CONSIGNA A:
Reproduce literalmente el fragmento del texto sobre la comunicación política que comienza en "Mensajes efectistas y" y termina en "del siglo XXI.".
CONSIGNA B:
Enumera todos los países que se nombran en el texto sobre la comunicación política.
CONSIGNA C:
Prosigue el texto sobre la comunicación política a partir de su última oración.

Epígrafe: La intención de la neolengua no era
solamente proveer un medio de expresión (…) sino también imposibilitar otras
formas de pensamiento. Lo que se pretendía era que una vez que la neolengua
fuera adoptada de una vez por todas y la vieja lengua olvidada, cualquier
pensamiento herético (…) fuera literalmente impensable (…) en tanto que el
pensamiento depende de las palabras (De la novela de George Orwell, 1984).
Mensajes efectistas y cada vez más breves;
operaciones de prensa para nada sutiles en las que la información es varias
veces regurgitada para una audiencia que busca el entretenimiento de la
indignación; referentes políticos que dejan de ser ideales para ser imaginados
por cultores de la imagen. Hablamos, claro está, de la forma en que se hace
política en el siglo XXI, forma que surge de la complicidad de las grandes
corporaciones de medios con una buena parte de la clase política.
Para no reflexionar en abstracto les daré algunos
datos sorprendentes. Según Manuel Castells en su libro Comunicación y poder, los slogans y mensajes de campaña de los
candidatos en Estados Unidos pasaron de un promedio de 40 segundos en 1960, a
10 segundos en los años 80 y a 7,7 segundos en la primera década del siglo XXI.
Y tal tendencia se confirmó en todos los países donde este tipo de estudios se
realizaron, a saber: Reino Unido, Nueva Zelanda y Brasil, entre otros.

EXTRACTO DE DATOS:
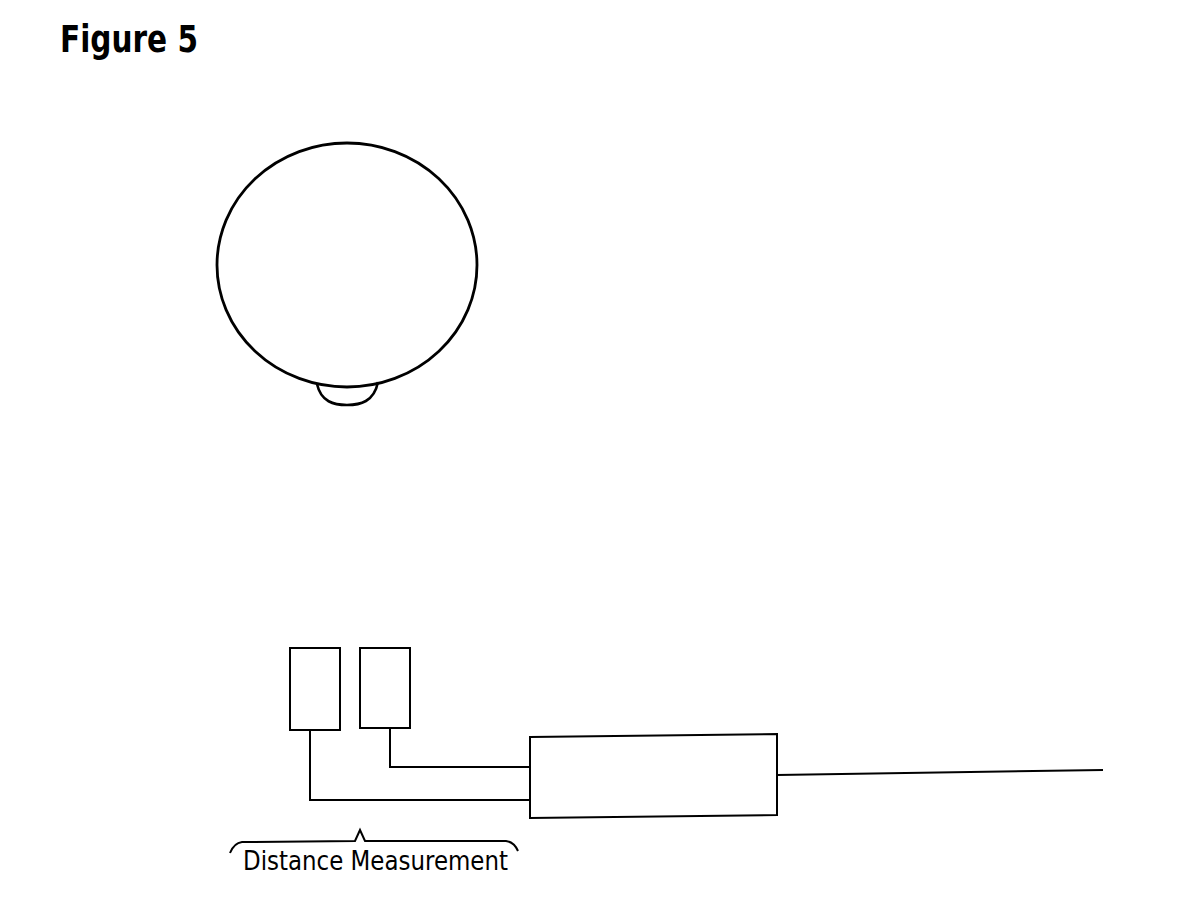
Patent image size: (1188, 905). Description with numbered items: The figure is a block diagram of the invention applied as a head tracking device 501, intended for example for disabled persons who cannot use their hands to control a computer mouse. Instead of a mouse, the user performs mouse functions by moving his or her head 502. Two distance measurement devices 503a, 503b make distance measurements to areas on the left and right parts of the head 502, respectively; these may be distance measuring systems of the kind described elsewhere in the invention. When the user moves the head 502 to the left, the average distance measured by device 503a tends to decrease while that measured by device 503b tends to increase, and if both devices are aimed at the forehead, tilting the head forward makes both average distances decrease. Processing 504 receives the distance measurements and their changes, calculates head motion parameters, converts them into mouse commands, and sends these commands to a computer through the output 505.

RESULTADO ESPERADO A:
Mensajes efectistas y cada vez más breves;
operaciones de prensa para nada sutiles en las que la información es varias
veces regurgitada para una audiencia que busca el entretenimiento de la
indignación; referentes políticos que dejan de ser ideales para ser imaginados
por cultores de la imagen. Hablamos, claro está, de la forma en que se hace
política en el siglo XXI, forma que surge de la complicidad de las grandes
corporaciones de medios con una buena parte de la clase política.
Para no reflexionar en abstracto les daré algunos
datos sorprendentes. Según Manuel Castells en su libro Comunicación y poder, los slogans y mensajes de campaña de los
candidatos en Estados Unidos pasaron de un promedio de 40 segundos en 1960, a
10 segundos en los años 80 y a 7,7 segundos en la primera década del siglo XXI.

RESULTADO ESPERADO B:
Estados Unidos, Reino Unido, Nueva Zelanda y Brasil.

RESULTADO ESPERADO C:
El desuso de la capacidad comunicativa de la
palabra viene de la mano de una cultura que desde hace varias décadas viene
privilegiando el terreno de la imagen. Sin dudas, no descubro nada al respecto
pero valga como ejemplo el señalamiento que Horacio González hace en Historia conjetural del periodismo cuando
refiere a lo sintomático de la utilización, en los medios gráficos, de las
infografías (esa particular forma de presentar las noticias en la que la
subestimación del lector se pone de manifiesto en un mensaje cada vez más
empobrecido, con un manojo de palabras que son encorsetadas en una ilustración).
En palabras del propio González: “Por eso, un tacaño destino de ahorro,
pedagogía y simplificación, impulsa el actual recurso periodístico a la
infografía. La pérdida de creencia en el lector y en la escritura ha llevado a
homenajear la economía del tiempo lectural en la forma de picturas que tienen
el aire de realismo neolítico pero no su vacilante ingenuidad”.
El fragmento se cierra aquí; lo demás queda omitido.